[Stored dataset items]
· · ·

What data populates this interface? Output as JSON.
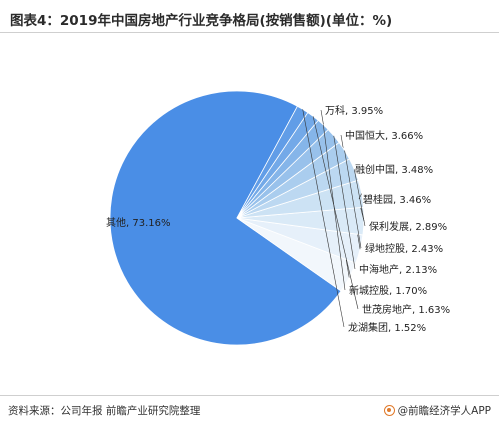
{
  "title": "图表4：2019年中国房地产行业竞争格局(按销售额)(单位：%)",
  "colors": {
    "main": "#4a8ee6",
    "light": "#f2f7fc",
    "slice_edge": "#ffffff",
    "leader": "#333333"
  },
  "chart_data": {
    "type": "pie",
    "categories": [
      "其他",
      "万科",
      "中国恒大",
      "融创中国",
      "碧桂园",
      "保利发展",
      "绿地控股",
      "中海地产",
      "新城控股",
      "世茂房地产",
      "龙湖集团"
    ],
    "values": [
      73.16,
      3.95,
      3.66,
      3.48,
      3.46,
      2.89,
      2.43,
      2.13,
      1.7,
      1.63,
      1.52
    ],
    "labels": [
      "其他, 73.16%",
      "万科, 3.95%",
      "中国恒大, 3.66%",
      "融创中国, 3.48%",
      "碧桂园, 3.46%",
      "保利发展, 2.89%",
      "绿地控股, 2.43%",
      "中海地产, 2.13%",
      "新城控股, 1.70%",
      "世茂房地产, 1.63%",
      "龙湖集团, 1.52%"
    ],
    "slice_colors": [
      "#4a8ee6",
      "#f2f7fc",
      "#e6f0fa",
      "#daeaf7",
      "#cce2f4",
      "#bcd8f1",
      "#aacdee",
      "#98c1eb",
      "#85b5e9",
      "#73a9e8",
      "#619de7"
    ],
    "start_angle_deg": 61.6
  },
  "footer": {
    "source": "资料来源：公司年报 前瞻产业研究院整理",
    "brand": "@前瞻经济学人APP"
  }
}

· · ·

Extract the full listing exactly, with the pictures left out.

▶ _OUTPUT FOR THIS EXERCISE_
What data populates this interface? Output as JSON.
{
  "title": "图表4：2019年中国房地产行业竞争格局(按销售额)(单位：%)",
  "colors": {
    "main": "#4a8ee6",
    "light": "#f2f7fc",
    "slice_edge": "#ffffff",
    "leader": "#333333"
  },
  "chart_data": {
    "type": "pie",
    "categories": [
      "其他",
      "万科",
      "中国恒大",
      "融创中国",
      "碧桂园",
      "保利发展",
      "绿地控股",
      "中海地产",
      "新城控股",
      "世茂房地产",
      "龙湖集团"
    ],
    "values": [
      73.16,
      3.95,
      3.66,
      3.48,
      3.46,
      2.89,
      2.43,
      2.13,
      1.7,
      1.63,
      1.52
    ],
    "labels": [
      "其他, 73.16%",
      "万科, 3.95%",
      "中国恒大, 3.66%",
      "融创中国, 3.48%",
      "碧桂园, 3.46%",
      "保利发展, 2.89%",
      "绿地控股, 2.43%",
      "中海地产, 2.13%",
      "新城控股, 1.70%",
      "世茂房地产, 1.63%",
      "龙湖集团, 1.52%"
    ],
    "slice_colors": [
      "#4a8ee6",
      "#f2f7fc",
      "#e6f0fa",
      "#daeaf7",
      "#cce2f4",
      "#bcd8f1",
      "#aacdee",
      "#98c1eb",
      "#85b5e9",
      "#73a9e8",
      "#619de7"
    ],
    "start_angle_deg": 61.6
  },
  "footer": {
    "source": "资料来源：公司年报 前瞻产业研究院整理",
    "brand": "@前瞻经济学人APP"
  }
}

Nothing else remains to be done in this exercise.